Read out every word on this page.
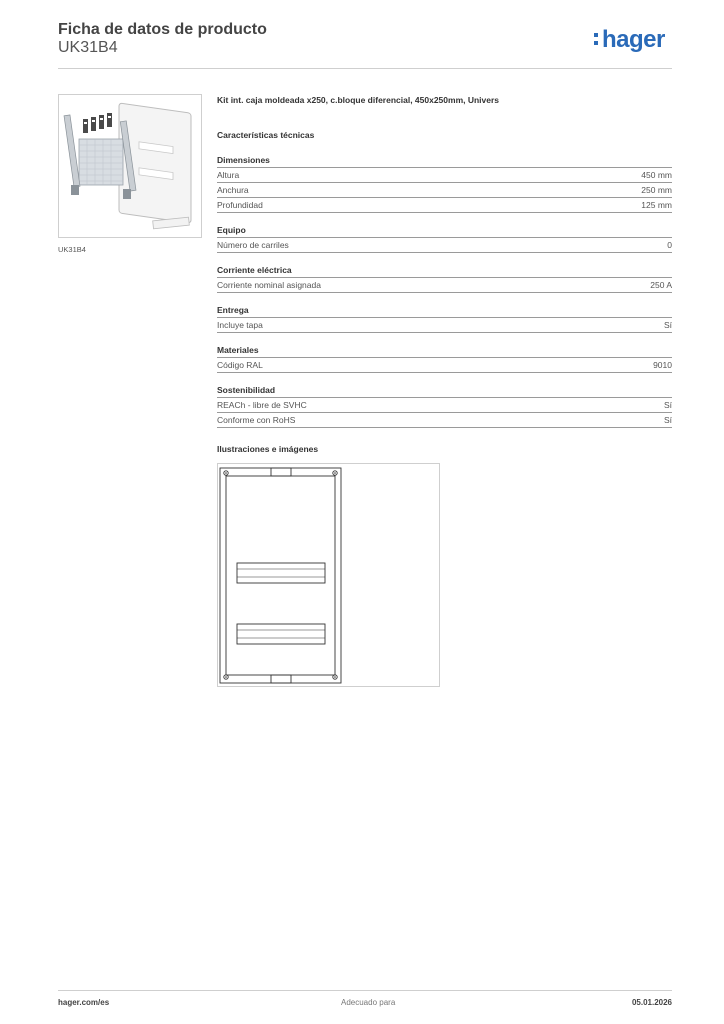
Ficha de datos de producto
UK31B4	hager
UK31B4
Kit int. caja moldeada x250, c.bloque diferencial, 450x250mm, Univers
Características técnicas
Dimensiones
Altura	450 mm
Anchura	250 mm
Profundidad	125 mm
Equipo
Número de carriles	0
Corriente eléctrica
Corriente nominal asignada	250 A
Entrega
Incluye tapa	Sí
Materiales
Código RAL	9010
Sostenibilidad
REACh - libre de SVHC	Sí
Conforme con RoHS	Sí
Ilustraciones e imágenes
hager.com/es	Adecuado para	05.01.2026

★ ★ ★ ★

## [Assignment]
What is needed here is an exact repetition of the listing above, pictures excluded.

## [Response for this exercise]
Read out every word on this page.
Ficha de datos de producto
UK31B4	hager
UK31B4
Kit int. caja moldeada x250, c.bloque diferencial, 450x250mm, Univers
Características técnicas
Dimensiones
Altura	450 mm
Anchura	250 mm
Profundidad	125 mm
Equipo
Número de carriles	0
Corriente eléctrica
Corriente nominal asignada	250 A
Entrega
Incluye tapa	Sí
Materiales
Código RAL	9010
Sostenibilidad
REACh - libre de SVHC	Sí
Conforme con RoHS	Sí
Ilustraciones e imágenes
hager.com/es	Adecuado para	05.01.2026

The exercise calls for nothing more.